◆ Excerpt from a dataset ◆
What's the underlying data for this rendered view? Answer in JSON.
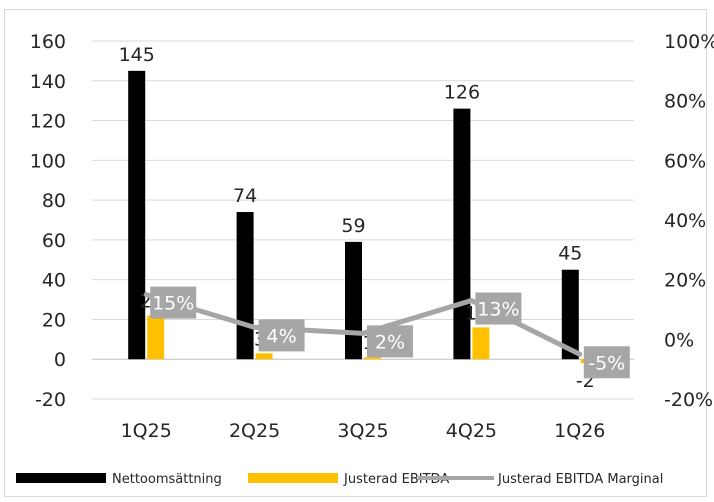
{
  "chart_data": {
    "type": "bar",
    "title": "",
    "categories": [
      "1Q25",
      "2Q25",
      "3Q25",
      "4Q25",
      "1Q26"
    ],
    "series": [
      {
        "name": "Nettoomsättning",
        "type": "bar",
        "axis": "left",
        "color": "#000000",
        "values": [
          145,
          74,
          59,
          126,
          45
        ],
        "labels": [
          "145",
          "74",
          "59",
          "126",
          "45"
        ]
      },
      {
        "name": "Justerad EBITDA",
        "type": "bar",
        "axis": "left",
        "color": "#FFC000",
        "values": [
          22,
          3,
          1,
          16,
          -2
        ],
        "labels": [
          "22",
          "3",
          "1",
          "16",
          "-2"
        ]
      },
      {
        "name": "Justerad EBITDA Marginal",
        "type": "line",
        "axis": "right",
        "color": "#A6A6A6",
        "values": [
          15,
          4,
          2,
          13,
          -5
        ],
        "labels": [
          "15%",
          "4%",
          "2%",
          "13%",
          "-5%"
        ]
      }
    ],
    "y_left": {
      "min": -20,
      "max": 160,
      "step": 20,
      "ticks": [
        "-20",
        "0",
        "20",
        "40",
        "60",
        "80",
        "100",
        "120",
        "140",
        "160"
      ]
    },
    "y_right": {
      "min": -20,
      "max": 100,
      "step": 20,
      "ticks": [
        "-20%",
        "0%",
        "20%",
        "40%",
        "60%",
        "80%",
        "100%"
      ]
    },
    "grid": true,
    "legend": "bottom"
  }
}
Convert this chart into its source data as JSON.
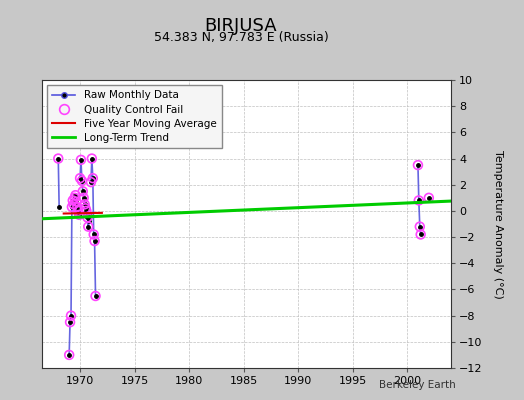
{
  "title": "BIRJUSA",
  "subtitle": "54.383 N, 97.783 E (Russia)",
  "ylabel": "Temperature Anomaly (°C)",
  "credit": "Berkeley Earth",
  "xlim": [
    1966.5,
    2004
  ],
  "ylim": [
    -12,
    10
  ],
  "yticks": [
    -12,
    -10,
    -8,
    -6,
    -4,
    -2,
    0,
    2,
    4,
    6,
    8,
    10
  ],
  "xticks": [
    1970,
    1975,
    1980,
    1985,
    1990,
    1995,
    2000
  ],
  "fig_bg_color": "#c8c8c8",
  "plot_bg_color": "#ffffff",
  "raw_segments": [
    [
      [
        1968.0,
        1968.08
      ],
      [
        4.0,
        0.3
      ]
    ],
    [
      [
        1969.0,
        1969.08,
        1969.17,
        1969.25,
        1969.33,
        1969.42,
        1969.5,
        1969.58,
        1969.67,
        1969.75,
        1969.83,
        1969.92
      ],
      [
        -11.0,
        -8.5,
        -8.0,
        0.3,
        0.8,
        0.5,
        1.0,
        1.2,
        0.7,
        0.3,
        0.0,
        -0.3
      ]
    ],
    [
      [
        1970.0,
        1970.08,
        1970.17,
        1970.25,
        1970.33,
        1970.42,
        1970.5,
        1970.58,
        1970.67,
        1970.75,
        1970.83,
        1970.92
      ],
      [
        2.5,
        3.9,
        2.3,
        1.5,
        1.0,
        0.5,
        0.2,
        0.0,
        -0.5,
        -1.2,
        -0.8,
        -0.4
      ]
    ],
    [
      [
        1971.0,
        1971.08,
        1971.17,
        1971.25,
        1971.33,
        1971.42
      ],
      [
        2.2,
        4.0,
        2.5,
        -1.8,
        -2.3,
        -6.5
      ]
    ],
    [
      [
        2001.0,
        2001.08,
        2001.17,
        2001.25
      ],
      [
        3.5,
        0.8,
        -1.2,
        -1.8
      ]
    ],
    [
      [
        2002.0
      ],
      [
        1.0
      ]
    ]
  ],
  "qc_fail_points": [
    [
      1968.0,
      4.0
    ],
    [
      1969.0,
      -11.0
    ],
    [
      1969.08,
      -8.5
    ],
    [
      1969.17,
      -8.0
    ],
    [
      1969.25,
      0.3
    ],
    [
      1969.33,
      0.8
    ],
    [
      1969.42,
      0.5
    ],
    [
      1969.5,
      1.0
    ],
    [
      1969.58,
      1.2
    ],
    [
      1969.67,
      0.7
    ],
    [
      1969.75,
      0.3
    ],
    [
      1969.83,
      0.0
    ],
    [
      1969.92,
      -0.3
    ],
    [
      1970.0,
      2.5
    ],
    [
      1970.08,
      3.9
    ],
    [
      1970.17,
      2.3
    ],
    [
      1970.25,
      1.5
    ],
    [
      1970.33,
      1.0
    ],
    [
      1970.42,
      0.5
    ],
    [
      1970.5,
      0.2
    ],
    [
      1970.58,
      0.0
    ],
    [
      1970.67,
      -0.5
    ],
    [
      1970.75,
      -1.2
    ],
    [
      1971.0,
      2.2
    ],
    [
      1971.08,
      4.0
    ],
    [
      1971.17,
      2.5
    ],
    [
      1971.25,
      -1.8
    ],
    [
      1971.33,
      -2.3
    ],
    [
      1971.42,
      -6.5
    ],
    [
      2001.0,
      3.5
    ],
    [
      2001.08,
      0.8
    ],
    [
      2001.17,
      -1.2
    ],
    [
      2001.25,
      -1.8
    ],
    [
      2002.0,
      1.0
    ]
  ],
  "trend_x": [
    1966.5,
    2004
  ],
  "trend_y": [
    -0.6,
    0.75
  ],
  "raw_line_color": "#5555dd",
  "raw_marker_color": "#000000",
  "qc_fail_color": "#ff44ff",
  "five_year_color": "#dd0000",
  "trend_color": "#00cc00"
}
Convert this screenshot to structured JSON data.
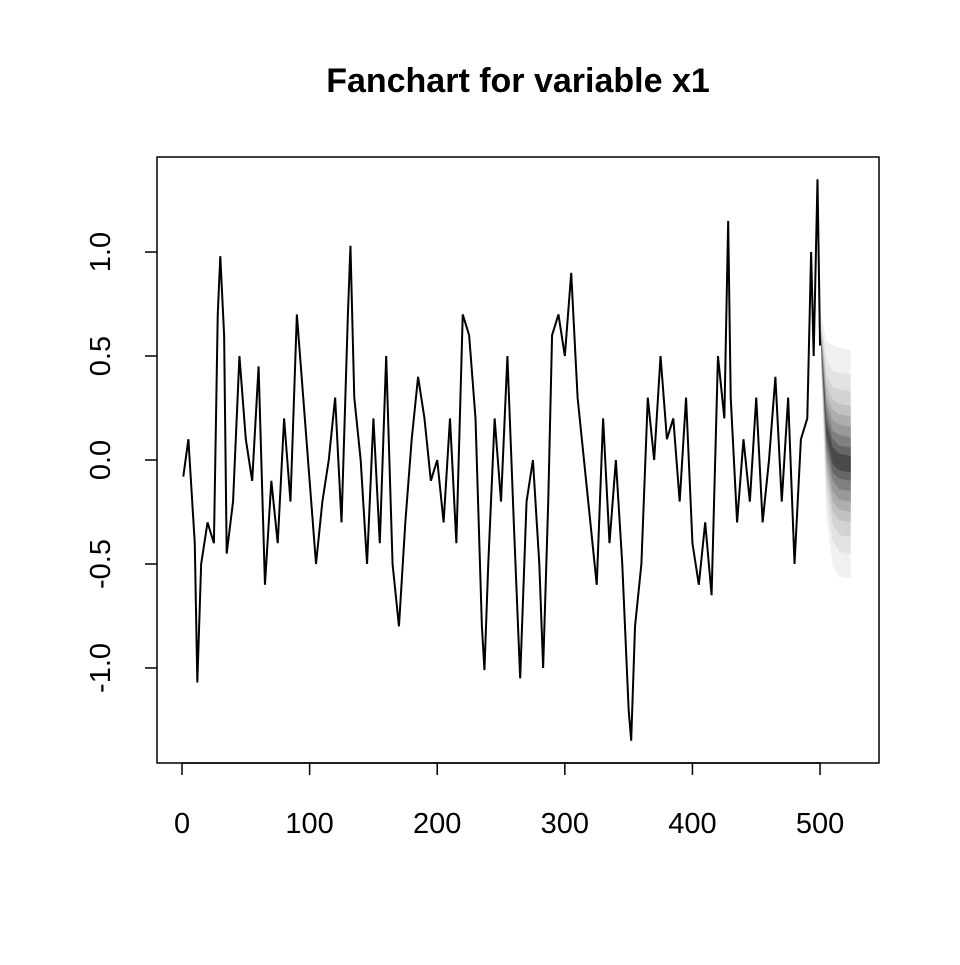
{
  "chart_data": {
    "type": "fanchart",
    "title": "Fanchart for variable x1",
    "x": [
      1,
      5,
      10,
      12,
      15,
      20,
      25,
      28,
      30,
      33,
      35,
      40,
      45,
      50,
      55,
      60,
      65,
      70,
      75,
      80,
      85,
      90,
      95,
      100,
      105,
      110,
      115,
      120,
      125,
      130,
      132,
      135,
      140,
      145,
      150,
      155,
      160,
      165,
      170,
      175,
      180,
      185,
      190,
      195,
      200,
      205,
      210,
      215,
      220,
      225,
      230,
      235,
      237,
      240,
      245,
      250,
      255,
      260,
      265,
      270,
      275,
      280,
      283,
      287,
      290,
      295,
      300,
      305,
      310,
      315,
      320,
      325,
      330,
      335,
      340,
      345,
      350,
      352,
      355,
      360,
      365,
      370,
      375,
      380,
      385,
      390,
      395,
      400,
      405,
      410,
      415,
      420,
      425,
      428,
      430,
      435,
      440,
      445,
      450,
      455,
      460,
      465,
      470,
      475,
      480,
      485,
      490,
      493,
      495,
      498,
      500
    ],
    "series": [
      {
        "color": "#000000",
        "values": [
          -0.08,
          0.1,
          -0.4,
          -1.07,
          -0.5,
          -0.3,
          -0.4,
          0.7,
          0.98,
          0.6,
          -0.45,
          -0.2,
          0.5,
          0.1,
          -0.1,
          0.45,
          -0.6,
          -0.1,
          -0.4,
          0.2,
          -0.2,
          0.7,
          0.3,
          -0.1,
          -0.5,
          -0.2,
          0.0,
          0.3,
          -0.3,
          0.7,
          1.03,
          0.3,
          0.0,
          -0.5,
          0.2,
          -0.4,
          0.5,
          -0.5,
          -0.8,
          -0.3,
          0.1,
          0.4,
          0.2,
          -0.1,
          0.0,
          -0.3,
          0.2,
          -0.4,
          0.7,
          0.6,
          0.2,
          -0.8,
          -1.01,
          -0.5,
          0.2,
          -0.2,
          0.5,
          -0.3,
          -1.05,
          -0.2,
          0.0,
          -0.5,
          -1.0,
          -0.2,
          0.6,
          0.7,
          0.5,
          0.9,
          0.3,
          0.0,
          -0.3,
          -0.6,
          0.2,
          -0.4,
          0.0,
          -0.5,
          -1.2,
          -1.35,
          -0.8,
          -0.5,
          0.3,
          0.0,
          0.5,
          0.1,
          0.2,
          -0.2,
          0.3,
          -0.4,
          -0.6,
          -0.3,
          -0.65,
          0.5,
          0.2,
          1.15,
          0.3,
          -0.3,
          0.1,
          -0.2,
          0.3,
          -0.3,
          0.0,
          0.4,
          -0.2,
          0.3,
          -0.5,
          0.1,
          0.2,
          1.0,
          0.5,
          1.35,
          0.55
        ]
      }
    ],
    "fan": {
      "x": [
        501,
        505,
        510,
        515,
        524
      ],
      "bands": [
        {
          "color": "#f0f0f0",
          "upper": [
            0.7,
            0.57,
            0.55,
            0.54,
            0.53
          ],
          "lower": [
            0.4,
            -0.27,
            -0.51,
            -0.56,
            -0.57
          ]
        },
        {
          "color": "#e2e2e2",
          "upper": [
            0.67,
            0.48,
            0.43,
            0.42,
            0.41
          ],
          "lower": [
            0.43,
            -0.18,
            -0.39,
            -0.44,
            -0.45
          ]
        },
        {
          "color": "#d3d3d3",
          "upper": [
            0.64,
            0.41,
            0.35,
            0.34,
            0.33
          ],
          "lower": [
            0.46,
            -0.11,
            -0.31,
            -0.36,
            -0.37
          ]
        },
        {
          "color": "#c2c2c2",
          "upper": [
            0.63,
            0.36,
            0.29,
            0.27,
            0.26
          ],
          "lower": [
            0.47,
            -0.06,
            -0.25,
            -0.29,
            -0.3
          ]
        },
        {
          "color": "#aeaeae",
          "upper": [
            0.61,
            0.32,
            0.24,
            0.22,
            0.21
          ],
          "lower": [
            0.49,
            -0.02,
            -0.2,
            -0.24,
            -0.25
          ]
        },
        {
          "color": "#999999",
          "upper": [
            0.6,
            0.28,
            0.19,
            0.17,
            0.16
          ],
          "lower": [
            0.5,
            0.02,
            -0.15,
            -0.19,
            -0.2
          ]
        },
        {
          "color": "#808080",
          "upper": [
            0.58,
            0.25,
            0.14,
            0.12,
            0.11
          ],
          "lower": [
            0.52,
            0.05,
            -0.1,
            -0.14,
            -0.15
          ]
        },
        {
          "color": "#666666",
          "upper": [
            0.57,
            0.21,
            0.1,
            0.07,
            0.06
          ],
          "lower": [
            0.53,
            0.09,
            -0.06,
            -0.09,
            -0.1
          ]
        },
        {
          "color": "#4a4a4a",
          "upper": [
            0.56,
            0.18,
            0.06,
            0.03,
            0.02
          ],
          "lower": [
            0.54,
            0.12,
            -0.02,
            -0.05,
            -0.06
          ]
        }
      ]
    },
    "xlim": [
      -19.6,
      546.2
    ],
    "ylim": [
      -1.457,
      1.457
    ],
    "xticks": [
      0,
      100,
      200,
      300,
      400,
      500
    ],
    "yticks": [
      {
        "value": -1,
        "label": "-1.0"
      },
      {
        "value": -0.5,
        "label": "-0.5"
      },
      {
        "value": 0,
        "label": "0.0"
      },
      {
        "value": 0.5,
        "label": "0.5"
      },
      {
        "value": 1,
        "label": "1.0"
      }
    ]
  }
}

◆ Task objective ◆
Extract each line from the entries above that contains the string "EBITDA".

◆ Finished exercise ◆
        "name": "Justerad EBITDA",
        "name": "Justerad EBITDA Marginal",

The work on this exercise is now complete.